Items from a dataset
-- -- --

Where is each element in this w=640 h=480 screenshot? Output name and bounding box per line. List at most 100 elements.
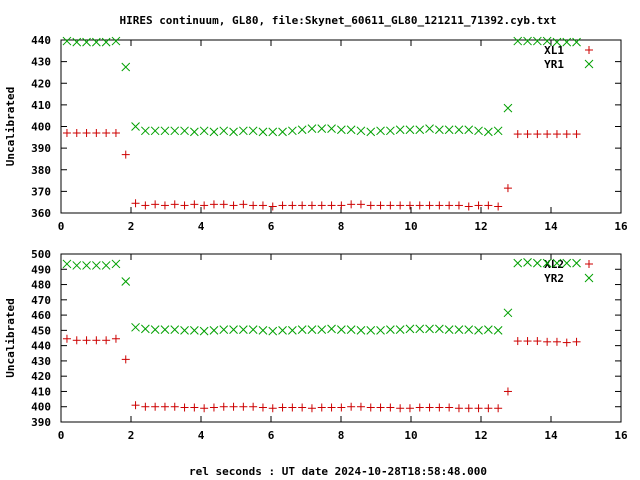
y-tick-label: 440 — [31, 340, 51, 353]
plus-marker — [317, 403, 326, 412]
cross-marker — [503, 308, 513, 318]
legend-marker — [584, 59, 594, 69]
plus-marker — [543, 337, 552, 346]
plus-marker — [405, 201, 414, 210]
chart-title: HIRES continuum, GL80, file:Skynet_60611… — [119, 14, 556, 27]
y-tick-label: 420 — [31, 77, 51, 90]
x-tick-label: 16 — [614, 429, 628, 442]
plus-marker — [552, 130, 561, 139]
cross-marker — [150, 325, 160, 334]
plus-marker — [200, 404, 209, 413]
plus-marker — [474, 404, 483, 413]
y-tick-label: 440 — [31, 34, 51, 47]
plus-marker — [435, 201, 444, 210]
plus-marker — [190, 200, 199, 209]
plus-marker — [474, 201, 483, 210]
plus-marker — [445, 201, 454, 210]
cross-marker — [140, 126, 150, 136]
x-tick-label: 2 — [128, 220, 135, 233]
x-tick-label: 4 — [198, 220, 205, 233]
plus-marker — [464, 404, 473, 413]
plus-marker — [209, 403, 218, 412]
cross-marker — [336, 125, 346, 135]
cross-marker — [425, 124, 434, 134]
cross-marker — [542, 36, 552, 46]
plus-marker — [337, 201, 346, 210]
cross-marker — [278, 127, 287, 137]
plus-marker — [92, 336, 101, 345]
plus-marker — [249, 402, 258, 411]
plus-marker — [239, 200, 248, 209]
y-tick-label: 390 — [31, 142, 51, 155]
plus-marker — [317, 201, 326, 210]
plus-marker — [268, 404, 277, 413]
cross-marker — [140, 324, 150, 334]
cross-marker — [376, 126, 385, 136]
x-tick-label: 0 — [58, 429, 65, 442]
x-tick-label: 6 — [268, 429, 275, 442]
cross-marker — [297, 325, 307, 334]
plus-marker — [356, 402, 365, 411]
cross-marker — [562, 37, 572, 47]
plus-marker — [229, 402, 238, 411]
cross-marker — [199, 326, 209, 336]
plus-marker — [82, 128, 91, 137]
cross-marker — [317, 124, 327, 134]
cross-marker — [356, 326, 366, 335]
cross-marker — [395, 125, 405, 135]
plus-marker — [209, 200, 218, 209]
plus-marker — [278, 403, 287, 412]
x-tick-label: 16 — [614, 220, 628, 233]
plus-marker — [572, 130, 581, 139]
cross-marker — [287, 326, 297, 335]
cross-marker — [121, 277, 131, 286]
plus-marker — [523, 337, 532, 346]
x-tick-label: 12 — [474, 429, 487, 442]
y-tick-label: 450 — [31, 324, 51, 337]
cross-marker — [552, 37, 562, 47]
top-panel: 360 370 380 390 400 410 420 430 440 0 2 4 6 8 10 12 14 16… — [4, 34, 628, 233]
cross-marker — [111, 36, 121, 46]
cross-marker — [209, 326, 219, 335]
plus-marker — [386, 403, 395, 412]
cross-marker — [493, 126, 503, 136]
cross-marker — [180, 126, 189, 136]
plus-marker — [405, 404, 414, 413]
cross-marker — [219, 325, 229, 334]
plus-marker — [180, 201, 189, 210]
cross-marker — [131, 122, 140, 131]
plus-marker — [229, 201, 238, 210]
plus-marker — [72, 336, 81, 345]
plus-marker — [307, 201, 316, 210]
plus-marker — [278, 201, 287, 210]
cross-marker — [474, 126, 483, 136]
plus-marker — [494, 404, 503, 413]
plus-marker — [503, 184, 512, 193]
x-tick-label: 10 — [404, 220, 417, 233]
legend-label: YR1 — [544, 58, 564, 71]
cross-marker — [327, 324, 336, 334]
plus-marker — [249, 201, 258, 210]
cross-marker — [297, 125, 307, 135]
cross-marker — [278, 326, 287, 335]
cross-marker — [62, 36, 72, 46]
cross-marker — [268, 326, 278, 336]
cross-marker — [474, 326, 483, 335]
y-tick-label: 490 — [31, 263, 51, 276]
plus-marker — [386, 201, 395, 210]
cross-marker — [336, 325, 346, 334]
plus-marker — [533, 337, 542, 346]
cross-marker — [415, 324, 425, 334]
cross-marker — [121, 62, 131, 72]
cross-marker — [434, 125, 444, 135]
cross-marker — [444, 325, 454, 334]
cross-marker — [180, 326, 189, 335]
cross-marker — [160, 325, 170, 334]
cross-marker — [385, 126, 395, 136]
cross-marker — [258, 127, 268, 137]
y-tick-label: 430 — [31, 355, 51, 368]
plus-marker — [425, 403, 434, 412]
plus-marker — [170, 402, 179, 411]
plus-marker — [327, 201, 336, 210]
plus-marker — [141, 402, 150, 411]
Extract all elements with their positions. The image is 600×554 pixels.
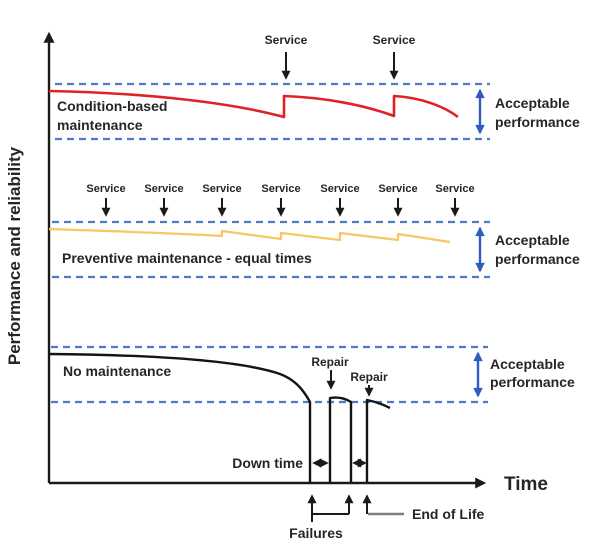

-- -- --

To do – Write out all of the lines above word for word, leaving the pictures out of your answer.

Problem solution –
Where is each element in this w=640 h=480 screenshot? Output name and bounding box per line. List at most 100 elements.
y-tick-label: 440 — [31, 340, 51, 353]
plus-marker — [317, 403, 326, 412]
cross-marker — [503, 308, 513, 318]
legend-marker — [584, 59, 594, 69]
plus-marker — [543, 337, 552, 346]
plus-marker — [405, 201, 414, 210]
chart-title: HIRES continuum, GL80, file:Skynet_60611… — [119, 14, 556, 27]
y-tick-label: 420 — [31, 77, 51, 90]
x-tick-label: 16 — [614, 429, 628, 442]
plus-marker — [552, 130, 561, 139]
cross-marker — [150, 325, 160, 334]
plus-marker — [200, 404, 209, 413]
plus-marker — [474, 404, 483, 413]
y-tick-label: 440 — [31, 34, 51, 47]
plus-marker — [435, 201, 444, 210]
plus-marker — [190, 200, 199, 209]
plus-marker — [474, 201, 483, 210]
plus-marker — [445, 201, 454, 210]
cross-marker — [140, 126, 150, 136]
x-tick-label: 2 — [128, 220, 135, 233]
x-tick-label: 4 — [198, 220, 205, 233]
plus-marker — [464, 404, 473, 413]
plus-marker — [209, 403, 218, 412]
cross-marker — [336, 125, 346, 135]
cross-marker — [425, 124, 434, 134]
cross-marker — [542, 36, 552, 46]
plus-marker — [337, 201, 346, 210]
cross-marker — [278, 127, 287, 137]
plus-marker — [92, 336, 101, 345]
plus-marker — [249, 402, 258, 411]
plus-marker — [239, 200, 248, 209]
y-tick-label: 390 — [31, 142, 51, 155]
plus-marker — [317, 201, 326, 210]
plus-marker — [268, 404, 277, 413]
cross-marker — [140, 324, 150, 334]
cross-marker — [376, 126, 385, 136]
x-tick-label: 0 — [58, 429, 65, 442]
x-tick-label: 6 — [268, 429, 275, 442]
cross-marker — [297, 325, 307, 334]
plus-marker — [356, 402, 365, 411]
cross-marker — [562, 37, 572, 47]
plus-marker — [229, 402, 238, 411]
cross-marker — [199, 326, 209, 336]
plus-marker — [82, 128, 91, 137]
cross-marker — [317, 124, 327, 134]
cross-marker — [356, 326, 366, 335]
cross-marker — [395, 125, 405, 135]
plus-marker — [209, 200, 218, 209]
plus-marker — [278, 403, 287, 412]
x-tick-label: 16 — [614, 220, 628, 233]
plus-marker — [572, 130, 581, 139]
cross-marker — [287, 326, 297, 335]
cross-marker — [121, 277, 131, 286]
plus-marker — [523, 337, 532, 346]
x-tick-label: 12 — [474, 429, 487, 442]
y-tick-label: 450 — [31, 324, 51, 337]
cross-marker — [552, 37, 562, 47]
top-panel: 360 370 380 390 400 410 420 430 440 0 2 4 6 8 10 12 14 16… — [4, 34, 628, 233]
cross-marker — [111, 36, 121, 46]
cross-marker — [209, 326, 219, 335]
plus-marker — [386, 403, 395, 412]
cross-marker — [493, 126, 503, 136]
cross-marker — [180, 126, 189, 136]
plus-marker — [405, 404, 414, 413]
cross-marker — [219, 325, 229, 334]
plus-marker — [180, 201, 189, 210]
cross-marker — [131, 122, 140, 131]
plus-marker — [229, 201, 238, 210]
plus-marker — [72, 336, 81, 345]
plus-marker — [307, 201, 316, 210]
plus-marker — [278, 201, 287, 210]
cross-marker — [474, 126, 483, 136]
plus-marker — [494, 404, 503, 413]
plus-marker — [503, 184, 512, 193]
x-tick-label: 10 — [404, 220, 417, 233]
legend-label: YR1 — [544, 58, 564, 71]
cross-marker — [327, 324, 336, 334]
plus-marker — [249, 201, 258, 210]
cross-marker — [297, 125, 307, 135]
cross-marker — [278, 326, 287, 335]
cross-marker — [62, 36, 72, 46]
cross-marker — [268, 326, 278, 336]
cross-marker — [474, 326, 483, 335]
y-tick-label: 490 — [31, 263, 51, 276]
plus-marker — [386, 201, 395, 210]
cross-marker — [336, 325, 346, 334]
plus-marker — [533, 337, 542, 346]
cross-marker — [415, 324, 425, 334]
cross-marker — [121, 62, 131, 72]
cross-marker — [434, 125, 444, 135]
cross-marker — [444, 325, 454, 334]
cross-marker — [180, 326, 189, 335]
cross-marker — [160, 325, 170, 334]
cross-marker — [385, 126, 395, 136]
cross-marker — [258, 127, 268, 137]
y-tick-label: 430 — [31, 355, 51, 368]
plus-marker — [425, 403, 434, 412]
plus-marker — [170, 402, 179, 411]
plus-marker — [327, 201, 336, 210]
plus-marker — [141, 402, 150, 411]
Extract all elements with their positions. The image is 600×554 pixels.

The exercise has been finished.